→ **Goal of the exercise**
Below are the records; pull every line that includes "ylabel".

→ **Extracted material**
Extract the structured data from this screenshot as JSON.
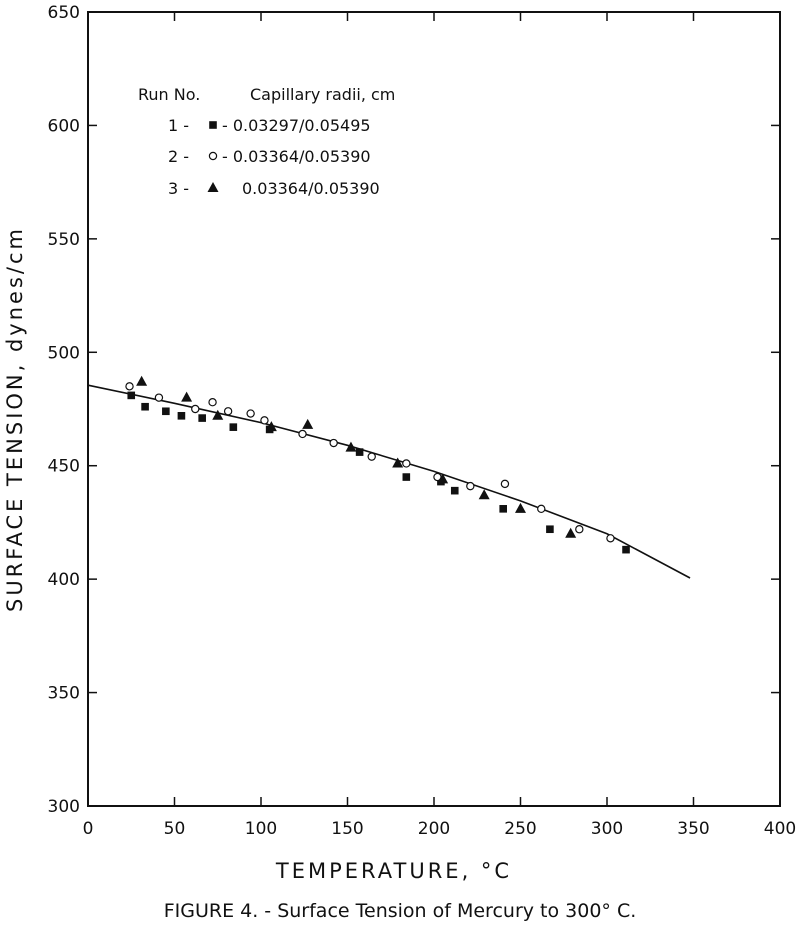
{
  "chart_data": {
    "type": "scatter",
    "caption": "FIGURE 4. - Surface Tension of Mercury to 300° C.",
    "xlabel": "TEMPERATURE, °C",
    "ylabel": "SURFACE  TENSION, dynes/cm",
    "xlim": [
      0,
      400
    ],
    "ylim": [
      300,
      650
    ],
    "x_ticks": [
      "0",
      "50",
      "100",
      "150",
      "200",
      "250",
      "300",
      "350",
      "400"
    ],
    "y_ticks": [
      "300",
      "350",
      "400",
      "450",
      "500",
      "550",
      "600",
      "650"
    ],
    "grid": false,
    "legend": {
      "placement": "top-left",
      "header_run": "Run No.",
      "header_radii": "Capillary radii, cm",
      "entries": [
        {
          "run": "1 -",
          "marker": "square",
          "text": "- 0.03297/0.05495"
        },
        {
          "run": "2 -",
          "marker": "circle",
          "text": "- 0.03364/0.05390"
        },
        {
          "run": "3 -",
          "marker": "triangle",
          "text": "0.03364/0.05390"
        }
      ]
    },
    "series": [
      {
        "name": "1",
        "marker": "square",
        "x": [
          25,
          33,
          45,
          54,
          66,
          84,
          105,
          157,
          184,
          204,
          212,
          240,
          267,
          311
        ],
        "y": [
          481,
          476,
          474,
          472,
          471,
          467,
          466,
          456,
          445,
          443,
          439,
          431,
          422,
          413
        ]
      },
      {
        "name": "2",
        "marker": "circle",
        "x": [
          24,
          41,
          62,
          72,
          81,
          94,
          102,
          124,
          142,
          164,
          184,
          202,
          221,
          241,
          262,
          284,
          302
        ],
        "y": [
          485,
          480,
          475,
          478,
          474,
          473,
          470,
          464,
          460,
          454,
          451,
          445,
          441,
          442,
          431,
          422,
          418
        ]
      },
      {
        "name": "3",
        "marker": "triangle",
        "x": [
          31,
          57,
          75,
          106,
          127,
          152,
          179,
          205,
          229,
          250,
          279
        ],
        "y": [
          487,
          480,
          472,
          467,
          468,
          458,
          451,
          444,
          437,
          431,
          420
        ]
      }
    ],
    "fit_line": {
      "x": [
        0,
        50,
        100,
        150,
        200,
        250,
        300,
        348
      ],
      "y": [
        485.5,
        477.5,
        469,
        459,
        447.5,
        434.5,
        420,
        400.5
      ]
    }
  }
}
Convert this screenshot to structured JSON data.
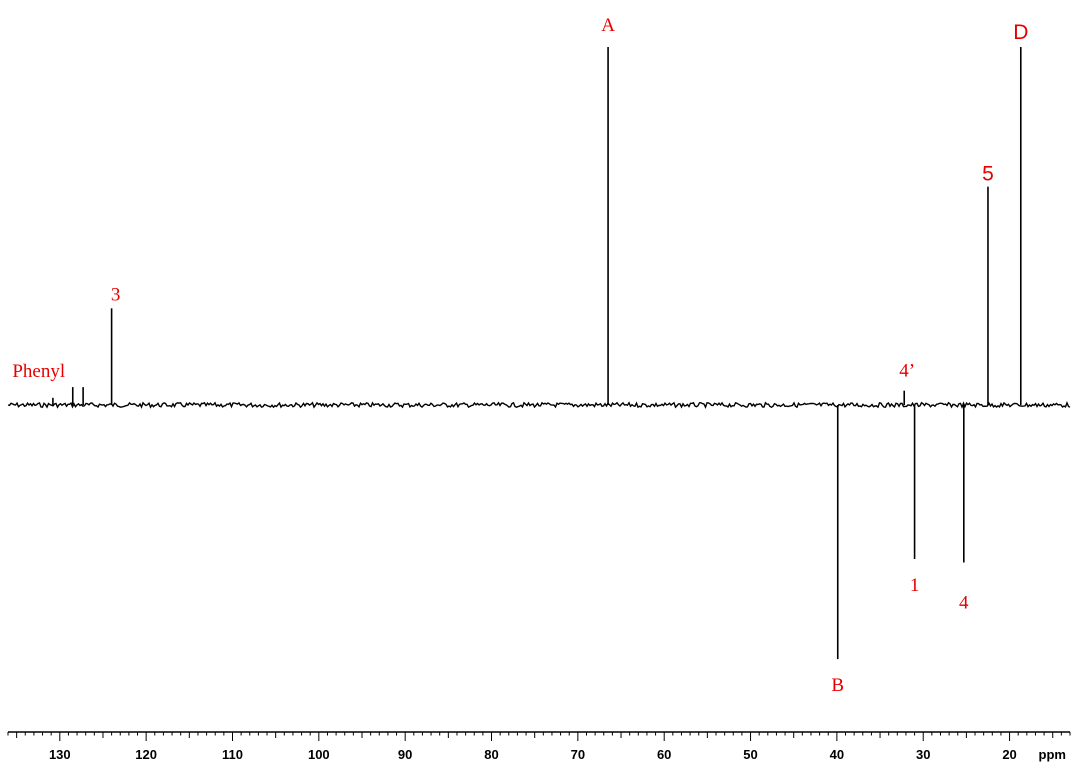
{
  "chart_data": {
    "type": "line",
    "title": "",
    "xlabel": "ppm",
    "ylabel": "",
    "x_direction": "descending",
    "xlim": [
      136,
      13
    ],
    "x_ticks": [
      130,
      120,
      110,
      100,
      90,
      80,
      70,
      60,
      50,
      40,
      30,
      20
    ],
    "grid": false,
    "peaks": [
      {
        "label": "A",
        "ppm": 66.5,
        "intensity": 1.0
      },
      {
        "label": "D",
        "ppm": 18.7,
        "intensity": 1.0
      },
      {
        "label": "5",
        "ppm": 22.5,
        "intensity": 0.61
      },
      {
        "label": "3",
        "ppm": 124.0,
        "intensity": 0.27
      },
      {
        "label": "Phenyl",
        "ppm": 128.5,
        "intensity": 0.05
      },
      {
        "label": "",
        "ppm": 127.3,
        "intensity": 0.05
      },
      {
        "label": "",
        "ppm": 130.8,
        "intensity": 0.02
      },
      {
        "label": "4’",
        "ppm": 32.2,
        "intensity": 0.04
      },
      {
        "label": "B",
        "ppm": 39.9,
        "intensity": -0.71
      },
      {
        "label": "1",
        "ppm": 31.0,
        "intensity": -0.43
      },
      {
        "label": "4",
        "ppm": 25.3,
        "intensity": -0.44
      }
    ]
  },
  "colors": {
    "spectrum": "#000000",
    "labels": "#e60000"
  }
}
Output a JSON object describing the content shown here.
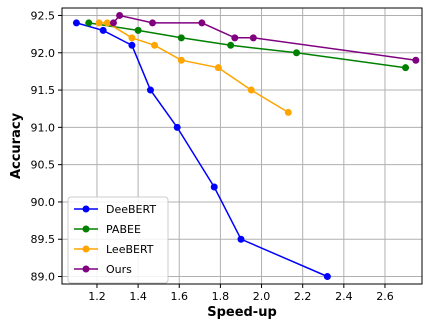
{
  "chart_data": {
    "type": "line",
    "title": "",
    "xlabel": "Speed-up",
    "ylabel": "Accuracy",
    "xlim": [
      1.03,
      2.78
    ],
    "ylim": [
      88.9,
      92.6
    ],
    "xticks": [
      "1.2",
      "1.4",
      "1.6",
      "1.8",
      "2.0",
      "2.2",
      "2.4",
      "2.6"
    ],
    "yticks": [
      "89.0",
      "89.5",
      "90.0",
      "90.5",
      "91.0",
      "91.5",
      "92.0",
      "92.5"
    ],
    "grid": true,
    "legend_position": "lower-left",
    "series": [
      {
        "name": "DeeBERT",
        "color": "#0000ff",
        "x": [
          1.1,
          1.23,
          1.37,
          1.46,
          1.59,
          1.77,
          1.9,
          2.32
        ],
        "y": [
          92.4,
          92.3,
          92.1,
          91.5,
          91.0,
          90.2,
          89.5,
          89.0
        ]
      },
      {
        "name": "PABEE",
        "color": "#008000",
        "x": [
          1.16,
          1.4,
          1.61,
          1.85,
          2.17,
          2.7
        ],
        "y": [
          92.4,
          92.3,
          92.2,
          92.1,
          92.0,
          91.8
        ]
      },
      {
        "name": "LeeBERT",
        "color": "#ffa500",
        "x": [
          1.21,
          1.25,
          1.37,
          1.48,
          1.61,
          1.79,
          1.95,
          2.13
        ],
        "y": [
          92.4,
          92.4,
          92.2,
          92.1,
          91.9,
          91.8,
          91.5,
          91.2
        ]
      },
      {
        "name": "Ours",
        "color": "#800080",
        "x": [
          1.28,
          1.31,
          1.47,
          1.71,
          1.87,
          1.96,
          2.75
        ],
        "y": [
          92.4,
          92.5,
          92.4,
          92.4,
          92.2,
          92.2,
          91.9
        ]
      }
    ]
  }
}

→ **The solution**
    "ylabel": "SURFACE  TENSION, dynes/cm",
    "ylabel": "",
    "ylabel": "Accuracy",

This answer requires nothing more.